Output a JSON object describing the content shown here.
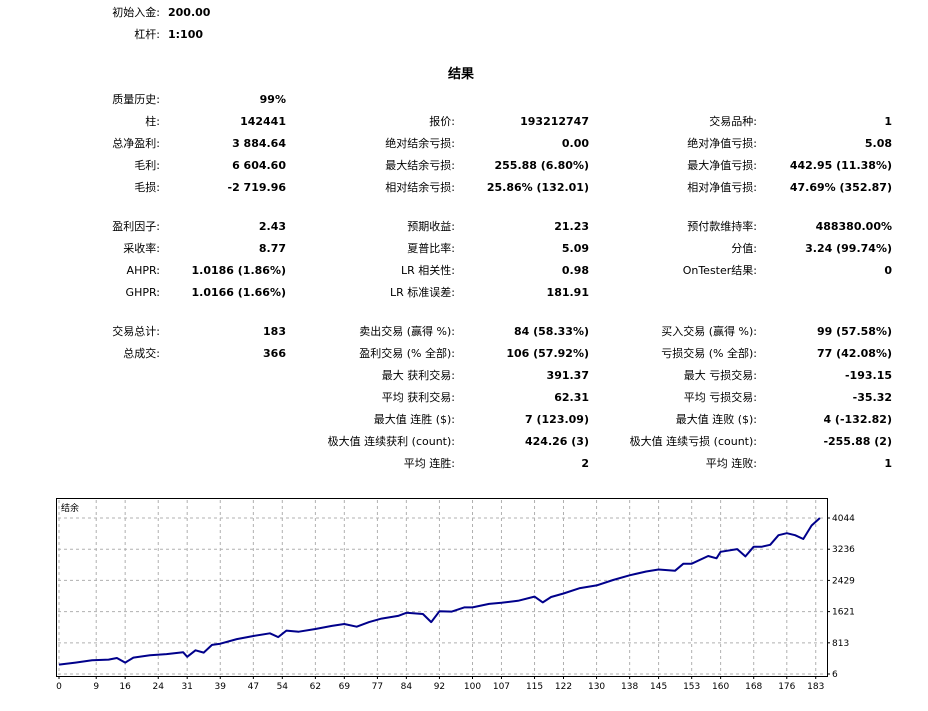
{
  "header": {
    "initial_deposit_label": "初始入金:",
    "initial_deposit_value": "200.00",
    "leverage_label": "杠杆:",
    "leverage_value": "1:100"
  },
  "results_title": "结果",
  "rows": [
    {
      "c1": [
        "质量历史:",
        "99%"
      ],
      "c2": [
        "",
        ""
      ],
      "c3": [
        "",
        ""
      ]
    },
    {
      "c1": [
        "柱:",
        "142441"
      ],
      "c2": [
        "报价:",
        "193212747"
      ],
      "c3": [
        "交易品种:",
        "1"
      ]
    },
    {
      "c1": [
        "总净盈利:",
        "3 884.64"
      ],
      "c2": [
        "绝对结余亏损:",
        "0.00"
      ],
      "c3": [
        "绝对净值亏损:",
        "5.08"
      ]
    },
    {
      "c1": [
        "毛利:",
        "6 604.60"
      ],
      "c2": [
        "最大结余亏损:",
        "255.88 (6.80%)"
      ],
      "c3": [
        "最大净值亏损:",
        "442.95 (11.38%)"
      ]
    },
    {
      "c1": [
        "毛损:",
        "-2 719.96"
      ],
      "c2": [
        "相对结余亏损:",
        "25.86% (132.01)"
      ],
      "c3": [
        "相对净值亏损:",
        "47.69% (352.87)"
      ]
    },
    {
      "c1": [
        "盈利因子:",
        "2.43"
      ],
      "c2": [
        "预期收益:",
        "21.23"
      ],
      "c3": [
        "预付款维持率:",
        "488380.00%"
      ]
    },
    {
      "c1": [
        "采收率:",
        "8.77"
      ],
      "c2": [
        "夏普比率:",
        "5.09"
      ],
      "c3": [
        "分值:",
        "3.24 (99.74%)"
      ]
    },
    {
      "c1": [
        "AHPR:",
        "1.0186 (1.86%)"
      ],
      "c2": [
        "LR 相关性:",
        "0.98"
      ],
      "c3": [
        "OnTester结果:",
        "0"
      ]
    },
    {
      "c1": [
        "GHPR:",
        "1.0166 (1.66%)"
      ],
      "c2": [
        "LR 标准误差:",
        "181.91"
      ],
      "c3": [
        "",
        ""
      ]
    },
    {
      "c1": [
        "交易总计:",
        "183"
      ],
      "c2": [
        "卖出交易 (赢得 %):",
        "84 (58.33%)"
      ],
      "c3": [
        "买入交易 (赢得 %):",
        "99 (57.58%)"
      ]
    },
    {
      "c1": [
        "总成交:",
        "366"
      ],
      "c2": [
        "盈利交易 (% 全部):",
        "106 (57.92%)"
      ],
      "c3": [
        "亏损交易 (% 全部):",
        "77 (42.08%)"
      ]
    },
    {
      "c1": [
        "",
        ""
      ],
      "c2": [
        "最大 获利交易:",
        "391.37"
      ],
      "c3": [
        "最大 亏损交易:",
        "-193.15"
      ]
    },
    {
      "c1": [
        "",
        ""
      ],
      "c2": [
        "平均 获利交易:",
        "62.31"
      ],
      "c3": [
        "平均 亏损交易:",
        "-35.32"
      ]
    },
    {
      "c1": [
        "",
        ""
      ],
      "c2": [
        "最大值 连胜 ($):",
        "7 (123.09)"
      ],
      "c3": [
        "最大值 连败 ($):",
        "4 (-132.82)"
      ]
    },
    {
      "c1": [
        "",
        ""
      ],
      "c2": [
        "极大值 连续获利 (count):",
        "424.26 (3)"
      ],
      "c3": [
        "极大值 连续亏损 (count):",
        "-255.88 (2)"
      ]
    },
    {
      "c1": [
        "",
        ""
      ],
      "c2": [
        "平均 连胜:",
        "2"
      ],
      "c3": [
        "平均 连败:",
        "1"
      ]
    }
  ],
  "chart_data": {
    "type": "line",
    "title": "结余",
    "x_ticks": [
      0,
      9,
      16,
      24,
      31,
      39,
      47,
      54,
      62,
      69,
      77,
      84,
      92,
      100,
      107,
      115,
      122,
      130,
      138,
      145,
      153,
      160,
      168,
      176,
      183
    ],
    "y_ticks": [
      6,
      813,
      1621,
      2429,
      3236,
      4044
    ],
    "xlim": [
      0,
      185
    ],
    "ylim": [
      6,
      4044
    ],
    "grid": true,
    "line_color": "#00008b",
    "series": [
      {
        "x": [
          0,
          4,
          8,
          12,
          14,
          16,
          18,
          22,
          26,
          30,
          31,
          33,
          35,
          37,
          39,
          43,
          47,
          51,
          53,
          55,
          58,
          62,
          66,
          69,
          72,
          75,
          78,
          82,
          84,
          88,
          90,
          92,
          95,
          98,
          100,
          104,
          107,
          111,
          115,
          117,
          119,
          122,
          126,
          130,
          134,
          138,
          142,
          145,
          149,
          151,
          153,
          157,
          159,
          160,
          164,
          166,
          168,
          170,
          172,
          174,
          176,
          178,
          180,
          182,
          184
        ],
        "y": [
          250,
          300,
          360,
          380,
          420,
          300,
          430,
          490,
          520,
          570,
          450,
          620,
          560,
          760,
          790,
          910,
          990,
          1060,
          960,
          1130,
          1100,
          1170,
          1250,
          1300,
          1230,
          1350,
          1440,
          1510,
          1590,
          1560,
          1350,
          1630,
          1620,
          1730,
          1730,
          1820,
          1850,
          1900,
          2010,
          1860,
          2000,
          2090,
          2230,
          2300,
          2440,
          2560,
          2660,
          2710,
          2680,
          2860,
          2860,
          3060,
          3000,
          3170,
          3240,
          3050,
          3300,
          3300,
          3350,
          3600,
          3650,
          3600,
          3500,
          3850,
          4044
        ]
      }
    ]
  }
}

━━━━━━━━

● Objective
Omit the pictures, and quote the material above exactly as given.

● Result below
Output a JSON object describing the content shown here.
{
  "header": {
    "initial_deposit_label": "初始入金:",
    "initial_deposit_value": "200.00",
    "leverage_label": "杠杆:",
    "leverage_value": "1:100"
  },
  "results_title": "结果",
  "rows": [
    {
      "c1": [
        "质量历史:",
        "99%"
      ],
      "c2": [
        "",
        ""
      ],
      "c3": [
        "",
        ""
      ]
    },
    {
      "c1": [
        "柱:",
        "142441"
      ],
      "c2": [
        "报价:",
        "193212747"
      ],
      "c3": [
        "交易品种:",
        "1"
      ]
    },
    {
      "c1": [
        "总净盈利:",
        "3 884.64"
      ],
      "c2": [
        "绝对结余亏损:",
        "0.00"
      ],
      "c3": [
        "绝对净值亏损:",
        "5.08"
      ]
    },
    {
      "c1": [
        "毛利:",
        "6 604.60"
      ],
      "c2": [
        "最大结余亏损:",
        "255.88 (6.80%)"
      ],
      "c3": [
        "最大净值亏损:",
        "442.95 (11.38%)"
      ]
    },
    {
      "c1": [
        "毛损:",
        "-2 719.96"
      ],
      "c2": [
        "相对结余亏损:",
        "25.86% (132.01)"
      ],
      "c3": [
        "相对净值亏损:",
        "47.69% (352.87)"
      ]
    },
    {
      "c1": [
        "盈利因子:",
        "2.43"
      ],
      "c2": [
        "预期收益:",
        "21.23"
      ],
      "c3": [
        "预付款维持率:",
        "488380.00%"
      ]
    },
    {
      "c1": [
        "采收率:",
        "8.77"
      ],
      "c2": [
        "夏普比率:",
        "5.09"
      ],
      "c3": [
        "分值:",
        "3.24 (99.74%)"
      ]
    },
    {
      "c1": [
        "AHPR:",
        "1.0186 (1.86%)"
      ],
      "c2": [
        "LR 相关性:",
        "0.98"
      ],
      "c3": [
        "OnTester结果:",
        "0"
      ]
    },
    {
      "c1": [
        "GHPR:",
        "1.0166 (1.66%)"
      ],
      "c2": [
        "LR 标准误差:",
        "181.91"
      ],
      "c3": [
        "",
        ""
      ]
    },
    {
      "c1": [
        "交易总计:",
        "183"
      ],
      "c2": [
        "卖出交易 (赢得 %):",
        "84 (58.33%)"
      ],
      "c3": [
        "买入交易 (赢得 %):",
        "99 (57.58%)"
      ]
    },
    {
      "c1": [
        "总成交:",
        "366"
      ],
      "c2": [
        "盈利交易 (% 全部):",
        "106 (57.92%)"
      ],
      "c3": [
        "亏损交易 (% 全部):",
        "77 (42.08%)"
      ]
    },
    {
      "c1": [
        "",
        ""
      ],
      "c2": [
        "最大 获利交易:",
        "391.37"
      ],
      "c3": [
        "最大 亏损交易:",
        "-193.15"
      ]
    },
    {
      "c1": [
        "",
        ""
      ],
      "c2": [
        "平均 获利交易:",
        "62.31"
      ],
      "c3": [
        "平均 亏损交易:",
        "-35.32"
      ]
    },
    {
      "c1": [
        "",
        ""
      ],
      "c2": [
        "最大值 连胜 ($):",
        "7 (123.09)"
      ],
      "c3": [
        "最大值 连败 ($):",
        "4 (-132.82)"
      ]
    },
    {
      "c1": [
        "",
        ""
      ],
      "c2": [
        "极大值 连续获利 (count):",
        "424.26 (3)"
      ],
      "c3": [
        "极大值 连续亏损 (count):",
        "-255.88 (2)"
      ]
    },
    {
      "c1": [
        "",
        ""
      ],
      "c2": [
        "平均 连胜:",
        "2"
      ],
      "c3": [
        "平均 连败:",
        "1"
      ]
    }
  ],
  "chart_data": {
    "type": "line",
    "title": "结余",
    "x_ticks": [
      0,
      9,
      16,
      24,
      31,
      39,
      47,
      54,
      62,
      69,
      77,
      84,
      92,
      100,
      107,
      115,
      122,
      130,
      138,
      145,
      153,
      160,
      168,
      176,
      183
    ],
    "y_ticks": [
      6,
      813,
      1621,
      2429,
      3236,
      4044
    ],
    "xlim": [
      0,
      185
    ],
    "ylim": [
      6,
      4044
    ],
    "grid": true,
    "line_color": "#00008b",
    "series": [
      {
        "x": [
          0,
          4,
          8,
          12,
          14,
          16,
          18,
          22,
          26,
          30,
          31,
          33,
          35,
          37,
          39,
          43,
          47,
          51,
          53,
          55,
          58,
          62,
          66,
          69,
          72,
          75,
          78,
          82,
          84,
          88,
          90,
          92,
          95,
          98,
          100,
          104,
          107,
          111,
          115,
          117,
          119,
          122,
          126,
          130,
          134,
          138,
          142,
          145,
          149,
          151,
          153,
          157,
          159,
          160,
          164,
          166,
          168,
          170,
          172,
          174,
          176,
          178,
          180,
          182,
          184
        ],
        "y": [
          250,
          300,
          360,
          380,
          420,
          300,
          430,
          490,
          520,
          570,
          450,
          620,
          560,
          760,
          790,
          910,
          990,
          1060,
          960,
          1130,
          1100,
          1170,
          1250,
          1300,
          1230,
          1350,
          1440,
          1510,
          1590,
          1560,
          1350,
          1630,
          1620,
          1730,
          1730,
          1820,
          1850,
          1900,
          2010,
          1860,
          2000,
          2090,
          2230,
          2300,
          2440,
          2560,
          2660,
          2710,
          2680,
          2860,
          2860,
          3060,
          3000,
          3170,
          3240,
          3050,
          3300,
          3300,
          3350,
          3600,
          3650,
          3600,
          3500,
          3850,
          4044
        ]
      }
    ]
  }
}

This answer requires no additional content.